REQUIREMENTS:
Give every entry again, word for word and in full.

(Dataset records)
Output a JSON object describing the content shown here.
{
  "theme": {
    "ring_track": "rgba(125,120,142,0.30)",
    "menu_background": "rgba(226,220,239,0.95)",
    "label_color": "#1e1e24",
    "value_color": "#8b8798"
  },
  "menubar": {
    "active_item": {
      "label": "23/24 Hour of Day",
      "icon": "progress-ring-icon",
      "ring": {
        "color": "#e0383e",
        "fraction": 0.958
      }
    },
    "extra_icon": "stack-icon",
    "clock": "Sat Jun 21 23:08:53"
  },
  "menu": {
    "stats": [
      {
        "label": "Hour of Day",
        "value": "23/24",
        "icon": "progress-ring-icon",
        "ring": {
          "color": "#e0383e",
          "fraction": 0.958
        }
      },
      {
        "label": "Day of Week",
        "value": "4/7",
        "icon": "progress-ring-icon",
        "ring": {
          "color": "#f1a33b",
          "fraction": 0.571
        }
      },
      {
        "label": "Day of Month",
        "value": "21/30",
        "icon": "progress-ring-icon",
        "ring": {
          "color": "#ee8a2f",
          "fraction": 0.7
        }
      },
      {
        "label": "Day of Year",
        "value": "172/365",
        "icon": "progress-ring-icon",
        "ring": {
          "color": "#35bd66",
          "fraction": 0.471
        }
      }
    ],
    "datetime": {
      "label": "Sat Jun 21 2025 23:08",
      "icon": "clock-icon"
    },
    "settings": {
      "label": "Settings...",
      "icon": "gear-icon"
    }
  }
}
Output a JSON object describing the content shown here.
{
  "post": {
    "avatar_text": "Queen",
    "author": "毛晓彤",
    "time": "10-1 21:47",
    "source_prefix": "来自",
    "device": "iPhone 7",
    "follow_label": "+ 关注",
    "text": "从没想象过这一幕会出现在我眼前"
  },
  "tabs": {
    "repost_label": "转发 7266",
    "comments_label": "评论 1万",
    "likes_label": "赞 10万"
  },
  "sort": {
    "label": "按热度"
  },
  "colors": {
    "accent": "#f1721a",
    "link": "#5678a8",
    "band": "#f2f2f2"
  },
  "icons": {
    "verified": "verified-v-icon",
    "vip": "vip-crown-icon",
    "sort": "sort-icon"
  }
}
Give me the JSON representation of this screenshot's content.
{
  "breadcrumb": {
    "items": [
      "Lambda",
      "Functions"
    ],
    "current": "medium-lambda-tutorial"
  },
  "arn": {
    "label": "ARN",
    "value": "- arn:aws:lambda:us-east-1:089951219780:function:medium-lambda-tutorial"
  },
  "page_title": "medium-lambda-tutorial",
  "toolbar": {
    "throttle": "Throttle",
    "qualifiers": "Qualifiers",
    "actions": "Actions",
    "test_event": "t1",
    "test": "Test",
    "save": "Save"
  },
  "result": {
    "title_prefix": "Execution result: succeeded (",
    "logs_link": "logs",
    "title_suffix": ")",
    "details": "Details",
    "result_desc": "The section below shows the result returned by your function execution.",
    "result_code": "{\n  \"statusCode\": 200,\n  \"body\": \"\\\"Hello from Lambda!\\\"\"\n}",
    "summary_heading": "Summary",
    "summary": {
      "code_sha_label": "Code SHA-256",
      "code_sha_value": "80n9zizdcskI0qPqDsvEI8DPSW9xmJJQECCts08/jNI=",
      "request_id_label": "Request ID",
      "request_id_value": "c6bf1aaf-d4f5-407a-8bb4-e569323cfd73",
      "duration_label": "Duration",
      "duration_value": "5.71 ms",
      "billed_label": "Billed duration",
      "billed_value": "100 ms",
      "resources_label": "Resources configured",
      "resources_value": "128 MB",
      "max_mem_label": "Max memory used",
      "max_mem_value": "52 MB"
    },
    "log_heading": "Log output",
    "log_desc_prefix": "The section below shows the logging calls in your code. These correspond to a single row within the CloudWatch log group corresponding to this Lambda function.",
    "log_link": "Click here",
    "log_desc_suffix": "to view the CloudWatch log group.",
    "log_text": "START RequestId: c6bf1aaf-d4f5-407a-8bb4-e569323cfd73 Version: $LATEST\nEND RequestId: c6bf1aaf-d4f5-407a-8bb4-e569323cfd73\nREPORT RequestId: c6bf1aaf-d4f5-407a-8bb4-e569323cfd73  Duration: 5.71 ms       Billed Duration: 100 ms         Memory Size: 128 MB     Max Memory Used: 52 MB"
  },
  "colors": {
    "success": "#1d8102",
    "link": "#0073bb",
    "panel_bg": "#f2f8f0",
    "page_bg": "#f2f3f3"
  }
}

THE SOLUTION:
Output a JSON object describing the content shown here.
{
  "theme": {
    "ring_track": "rgba(125,120,142,0.30)",
    "menu_background": "rgba(226,220,239,0.95)",
    "label_color": "#1e1e24",
    "value_color": "#8b8798"
  },
  "menubar": {
    "active_item": {
      "label": "23/24 Hour of Day",
      "icon": "progress-ring-icon",
      "ring": {
        "color": "#e0383e",
        "fraction": 0.958
      }
    },
    "extra_icon": "stack-icon",
    "clock": "Sat Jun 21 23:08:53"
  },
  "menu": {
    "stats": [
      {
        "label": "Hour of Day",
        "value": "23/24",
        "icon": "progress-ring-icon",
        "ring": {
          "color": "#e0383e",
          "fraction": 0.958
        }
      },
      {
        "label": "Day of Week",
        "value": "4/7",
        "icon": "progress-ring-icon",
        "ring": {
          "color": "#f1a33b",
          "fraction": 0.571
        }
      },
      {
        "label": "Day of Month",
        "value": "21/30",
        "icon": "progress-ring-icon",
        "ring": {
          "color": "#ee8a2f",
          "fraction": 0.7
        }
      },
      {
        "label": "Day of Year",
        "value": "172/365",
        "icon": "progress-ring-icon",
        "ring": {
          "color": "#35bd66",
          "fraction": 0.471
        }
      }
    ],
    "datetime": {
      "label": "Sat Jun 21 2025 23:08",
      "icon": "clock-icon"
    },
    "settings": {
      "label": "Settings...",
      "icon": "gear-icon"
    }
  }
}
Output a JSON object describing the content shown here.
{
  "post": {
    "avatar_text": "Queen",
    "author": "毛晓彤",
    "time": "10-1 21:47",
    "source_prefix": "来自",
    "device": "iPhone 7",
    "follow_label": "+ 关注",
    "text": "从没想象过这一幕会出现在我眼前"
  },
  "tabs": {
    "repost_label": "转发 7266",
    "comments_label": "评论 1万",
    "likes_label": "赞 10万"
  },
  "sort": {
    "label": "按热度"
  },
  "colors": {
    "accent": "#f1721a",
    "link": "#5678a8",
    "band": "#f2f2f2"
  },
  "icons": {
    "verified": "verified-v-icon",
    "vip": "vip-crown-icon",
    "sort": "sort-icon"
  }
}
Give me the JSON representation of this screenshot's content.
{
  "breadcrumb": {
    "items": [
      "Lambda",
      "Functions"
    ],
    "current": "medium-lambda-tutorial"
  },
  "arn": {
    "label": "ARN",
    "value": "- arn:aws:lambda:us-east-1:089951219780:function:medium-lambda-tutorial"
  },
  "page_title": "medium-lambda-tutorial",
  "toolbar": {
    "throttle": "Throttle",
    "qualifiers": "Qualifiers",
    "actions": "Actions",
    "test_event": "t1",
    "test": "Test",
    "save": "Save"
  },
  "result": {
    "title_prefix": "Execution result: succeeded (",
    "logs_link": "logs",
    "title_suffix": ")",
    "details": "Details",
    "result_desc": "The section below shows the result returned by your function execution.",
    "result_code": "{\n  \"statusCode\": 200,\n  \"body\": \"\\\"Hello from Lambda!\\\"\"\n}",
    "summary_heading": "Summary",
    "summary": {
      "code_sha_label": "Code SHA-256",
      "code_sha_value": "80n9zizdcskI0qPqDsvEI8DPSW9xmJJQECCts08/jNI=",
      "request_id_label": "Request ID",
      "request_id_value": "c6bf1aaf-d4f5-407a-8bb4-e569323cfd73",
      "duration_label": "Duration",
      "duration_value": "5.71 ms",
      "billed_label": "Billed duration",
      "billed_value": "100 ms",
      "resources_label": "Resources configured",
      "resources_value": "128 MB",
      "max_mem_label": "Max memory used",
      "max_mem_value": "52 MB"
    },
    "log_heading": "Log output",
    "log_desc_prefix": "The section below shows the logging calls in your code. These correspond to a single row within the CloudWatch log group corresponding to this Lambda function.",
    "log_link": "Click here",
    "log_desc_suffix": "to view the CloudWatch log group.",
    "log_text": "START RequestId: c6bf1aaf-d4f5-407a-8bb4-e569323cfd73 Version: $LATEST\nEND RequestId: c6bf1aaf-d4f5-407a-8bb4-e569323cfd73\nREPORT RequestId: c6bf1aaf-d4f5-407a-8bb4-e569323cfd73  Duration: 5.71 ms       Billed Duration: 100 ms         Memory Size: 128 MB     Max Memory Used: 52 MB"
  },
  "colors": {
    "success": "#1d8102",
    "link": "#0073bb",
    "panel_bg": "#f2f8f0",
    "page_bg": "#f2f3f3"
  }
}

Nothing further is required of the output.